Goal:
In the entries below, find every line with "such" and copy it.

- - - - - - -

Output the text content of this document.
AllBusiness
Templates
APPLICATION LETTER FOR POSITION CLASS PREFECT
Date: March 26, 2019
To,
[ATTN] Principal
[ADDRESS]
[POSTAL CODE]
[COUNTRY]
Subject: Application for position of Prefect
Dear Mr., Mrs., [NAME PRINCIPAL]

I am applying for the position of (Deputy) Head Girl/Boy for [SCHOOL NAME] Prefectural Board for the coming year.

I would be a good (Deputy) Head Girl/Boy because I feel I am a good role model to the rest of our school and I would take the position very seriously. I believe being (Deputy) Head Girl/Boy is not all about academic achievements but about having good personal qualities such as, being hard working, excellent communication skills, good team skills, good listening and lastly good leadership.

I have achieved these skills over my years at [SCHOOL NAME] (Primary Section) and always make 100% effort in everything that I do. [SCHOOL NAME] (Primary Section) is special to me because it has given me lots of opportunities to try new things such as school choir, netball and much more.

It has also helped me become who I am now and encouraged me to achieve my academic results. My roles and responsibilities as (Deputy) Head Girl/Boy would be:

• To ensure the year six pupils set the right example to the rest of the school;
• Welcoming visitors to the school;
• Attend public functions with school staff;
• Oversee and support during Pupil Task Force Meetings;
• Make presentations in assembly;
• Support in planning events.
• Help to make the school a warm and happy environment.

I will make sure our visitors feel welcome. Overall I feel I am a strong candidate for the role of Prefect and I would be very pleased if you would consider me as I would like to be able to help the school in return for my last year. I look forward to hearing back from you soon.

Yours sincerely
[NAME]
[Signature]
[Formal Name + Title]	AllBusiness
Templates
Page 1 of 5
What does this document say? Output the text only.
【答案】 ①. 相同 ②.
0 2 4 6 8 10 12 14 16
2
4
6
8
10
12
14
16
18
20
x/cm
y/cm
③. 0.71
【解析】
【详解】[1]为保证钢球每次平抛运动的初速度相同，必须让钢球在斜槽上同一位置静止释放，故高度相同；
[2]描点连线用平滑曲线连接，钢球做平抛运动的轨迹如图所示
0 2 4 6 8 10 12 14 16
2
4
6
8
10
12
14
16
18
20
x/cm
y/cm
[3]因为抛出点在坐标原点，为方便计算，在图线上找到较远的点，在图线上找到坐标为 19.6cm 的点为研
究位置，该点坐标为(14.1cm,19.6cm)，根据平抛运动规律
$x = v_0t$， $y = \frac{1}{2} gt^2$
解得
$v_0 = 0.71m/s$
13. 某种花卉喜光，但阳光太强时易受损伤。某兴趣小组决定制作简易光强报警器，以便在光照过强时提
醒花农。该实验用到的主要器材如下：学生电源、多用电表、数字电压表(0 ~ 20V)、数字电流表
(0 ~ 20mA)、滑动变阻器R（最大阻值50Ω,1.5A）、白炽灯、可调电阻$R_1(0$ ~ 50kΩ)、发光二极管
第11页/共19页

- - - - - - -

Solved problem:
I would be a good (Deputy) Head Girl/Boy because I feel I am a good role model to the rest of our school and I would take the position very seriously. I believe being (Deputy) Head Girl/Boy is not all about academic achievements but about having good personal qualities such as, being hard working, excellent communication skills, good team skills, good listening and lastly good leadership.
I have achieved these skills over my years at [SCHOOL NAME] (Primary Section) and always make 100% effort in everything that I do. [SCHOOL NAME] (Primary Section) is special to me because it has given me lots of opportunities to try new things such as school choir, netball and much more.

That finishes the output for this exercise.